§ **Task objective**:
Write out every item below line for line, with no changes.

§ **Dataset**:

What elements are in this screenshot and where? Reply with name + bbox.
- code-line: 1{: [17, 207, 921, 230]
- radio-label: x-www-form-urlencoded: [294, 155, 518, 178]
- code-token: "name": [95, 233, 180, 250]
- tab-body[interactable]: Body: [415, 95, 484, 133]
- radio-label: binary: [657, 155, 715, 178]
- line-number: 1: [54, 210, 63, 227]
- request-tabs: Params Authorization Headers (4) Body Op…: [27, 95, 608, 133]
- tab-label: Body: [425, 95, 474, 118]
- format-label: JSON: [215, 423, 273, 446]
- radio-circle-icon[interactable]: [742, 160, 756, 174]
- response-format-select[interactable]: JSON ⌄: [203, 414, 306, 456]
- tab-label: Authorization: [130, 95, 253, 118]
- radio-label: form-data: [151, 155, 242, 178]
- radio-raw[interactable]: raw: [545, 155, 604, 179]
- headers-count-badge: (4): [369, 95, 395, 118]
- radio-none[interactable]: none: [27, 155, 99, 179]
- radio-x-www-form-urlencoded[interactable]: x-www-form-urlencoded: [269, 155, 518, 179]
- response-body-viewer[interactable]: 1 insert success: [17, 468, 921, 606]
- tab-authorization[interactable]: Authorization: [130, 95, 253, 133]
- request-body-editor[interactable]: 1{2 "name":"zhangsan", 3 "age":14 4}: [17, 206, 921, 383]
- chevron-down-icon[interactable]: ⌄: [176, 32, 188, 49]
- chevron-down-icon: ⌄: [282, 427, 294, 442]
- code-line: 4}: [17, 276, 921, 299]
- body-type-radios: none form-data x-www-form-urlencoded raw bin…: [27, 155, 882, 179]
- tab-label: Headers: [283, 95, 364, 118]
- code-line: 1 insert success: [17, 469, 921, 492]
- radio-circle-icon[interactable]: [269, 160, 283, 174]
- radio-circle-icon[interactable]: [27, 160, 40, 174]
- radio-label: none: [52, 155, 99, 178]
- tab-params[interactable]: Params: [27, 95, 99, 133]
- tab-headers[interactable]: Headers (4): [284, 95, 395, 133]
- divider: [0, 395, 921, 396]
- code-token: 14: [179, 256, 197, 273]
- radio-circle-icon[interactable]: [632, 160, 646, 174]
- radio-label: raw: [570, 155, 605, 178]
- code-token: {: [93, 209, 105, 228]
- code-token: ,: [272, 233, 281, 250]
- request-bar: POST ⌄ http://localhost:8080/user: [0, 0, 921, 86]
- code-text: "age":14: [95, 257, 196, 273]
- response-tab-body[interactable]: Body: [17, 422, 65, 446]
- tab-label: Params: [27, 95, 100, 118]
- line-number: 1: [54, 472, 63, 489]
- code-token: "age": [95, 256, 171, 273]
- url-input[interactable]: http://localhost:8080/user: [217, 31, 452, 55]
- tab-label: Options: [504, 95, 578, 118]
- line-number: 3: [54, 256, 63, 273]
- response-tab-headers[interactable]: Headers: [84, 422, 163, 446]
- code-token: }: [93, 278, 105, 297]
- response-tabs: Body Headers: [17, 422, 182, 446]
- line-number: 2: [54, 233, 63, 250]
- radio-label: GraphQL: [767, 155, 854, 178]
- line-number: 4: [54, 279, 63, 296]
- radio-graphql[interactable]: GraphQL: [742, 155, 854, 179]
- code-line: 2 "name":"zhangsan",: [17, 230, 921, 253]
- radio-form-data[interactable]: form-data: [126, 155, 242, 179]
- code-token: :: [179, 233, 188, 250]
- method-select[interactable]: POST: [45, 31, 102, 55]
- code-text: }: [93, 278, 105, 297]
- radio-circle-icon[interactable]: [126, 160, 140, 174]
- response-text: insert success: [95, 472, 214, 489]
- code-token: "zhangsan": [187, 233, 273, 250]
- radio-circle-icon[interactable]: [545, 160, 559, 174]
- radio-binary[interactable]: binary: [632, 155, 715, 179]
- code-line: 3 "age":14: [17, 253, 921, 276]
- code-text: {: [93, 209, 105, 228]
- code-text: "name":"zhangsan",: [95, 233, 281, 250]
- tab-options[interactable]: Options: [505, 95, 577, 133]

§ **Worked solution**:
What elements are in this screenshot and where? Reply with name + bbox.
- code-line: 1{: [17, 207, 921, 230]
- radio-label: x-www-form-urlencoded: [294, 155, 518, 178]
- code-token: "name": [95, 233, 180, 250]
- tab-body[interactable]: Body: [415, 95, 484, 133]
- radio-label: binary: [657, 155, 715, 178]
- line-number: 1: [54, 210, 63, 227]
- request-tabs: Params Authorization Headers (4) Body Op…: [27, 95, 608, 133]
- tab-label: Body: [425, 95, 474, 118]
- format-label: JSON: [215, 423, 273, 446]
- radio-circle-icon[interactable]: [742, 160, 756, 174]
- response-format-select[interactable]: JSON ⌄: [203, 414, 306, 456]
- tab-label: Authorization: [130, 95, 253, 118]
- radio-label: form-data: [151, 155, 242, 178]
- radio-raw[interactable]: raw: [545, 155, 604, 179]
- headers-count-badge: (4): [369, 95, 395, 118]
- radio-none[interactable]: none: [27, 155, 99, 179]
- radio-x-www-form-urlencoded[interactable]: x-www-form-urlencoded: [269, 155, 518, 179]
- response-body-viewer[interactable]: 1 insert success: [17, 468, 921, 606]
- tab-authorization[interactable]: Authorization: [130, 95, 253, 133]
- request-body-editor[interactable]: 1{2 "name":"zhangsan", 3 "age":14 4}: [17, 206, 921, 383]
- chevron-down-icon[interactable]: ⌄: [176, 32, 188, 49]
- chevron-down-icon: ⌄: [282, 427, 294, 442]
- code-line: 4}: [17, 276, 921, 299]
- body-type-radios: none form-data x-www-form-urlencoded raw bin…: [27, 155, 882, 179]
- tab-label: Headers: [283, 95, 364, 118]
- code-line: 1 insert success: [17, 469, 921, 492]
- radio-circle-icon[interactable]: [269, 160, 283, 174]
- radio-circle-icon[interactable]: [27, 160, 40, 174]
- radio-label: none: [52, 155, 99, 178]
- tab-params[interactable]: Params: [27, 95, 99, 133]
- tab-headers[interactable]: Headers (4): [284, 95, 395, 133]
- divider: [0, 395, 921, 396]
- code-token: 14: [179, 256, 197, 273]
- radio-circle-icon[interactable]: [632, 160, 646, 174]
- radio-label: raw: [570, 155, 605, 178]
- code-token: {: [93, 209, 105, 228]
- code-token: ,: [272, 233, 281, 250]
- request-bar: POST ⌄ http://localhost:8080/user: [0, 0, 921, 86]
- code-text: "age":14: [95, 257, 196, 273]
- response-tab-body[interactable]: Body: [17, 422, 65, 446]
- tab-label: Params: [27, 95, 100, 118]
- line-number: 1: [54, 472, 63, 489]
- code-token: "age": [95, 256, 171, 273]
- url-input[interactable]: http://localhost:8080/user: [217, 31, 452, 55]
- tab-label: Options: [504, 95, 578, 118]
- line-number: 3: [54, 256, 63, 273]
- response-tab-headers[interactable]: Headers: [84, 422, 163, 446]
- code-token: }: [93, 278, 105, 297]
- response-tabs: Body Headers: [17, 422, 182, 446]
- line-number: 2: [54, 233, 63, 250]
- radio-label: GraphQL: [767, 155, 854, 178]
- line-number: 4: [54, 279, 63, 296]
- radio-graphql[interactable]: GraphQL: [742, 155, 854, 179]
- code-line: 2 "name":"zhangsan",: [17, 230, 921, 253]
- radio-form-data[interactable]: form-data: [126, 155, 242, 179]
- code-token: :: [179, 233, 188, 250]
- method-select[interactable]: POST: [45, 31, 102, 55]
- code-text: }: [93, 278, 105, 297]
- radio-circle-icon[interactable]: [126, 160, 140, 174]
- response-text: insert success: [95, 472, 214, 489]
- code-token: "zhangsan": [187, 233, 273, 250]
- radio-circle-icon[interactable]: [545, 160, 559, 174]
- radio-binary[interactable]: binary: [632, 155, 715, 179]
- code-line: 3 "age":14: [17, 253, 921, 276]
- code-text: {: [93, 209, 105, 228]
- code-text: "name":"zhangsan",: [95, 233, 281, 250]
- tab-options[interactable]: Options: [505, 95, 577, 133]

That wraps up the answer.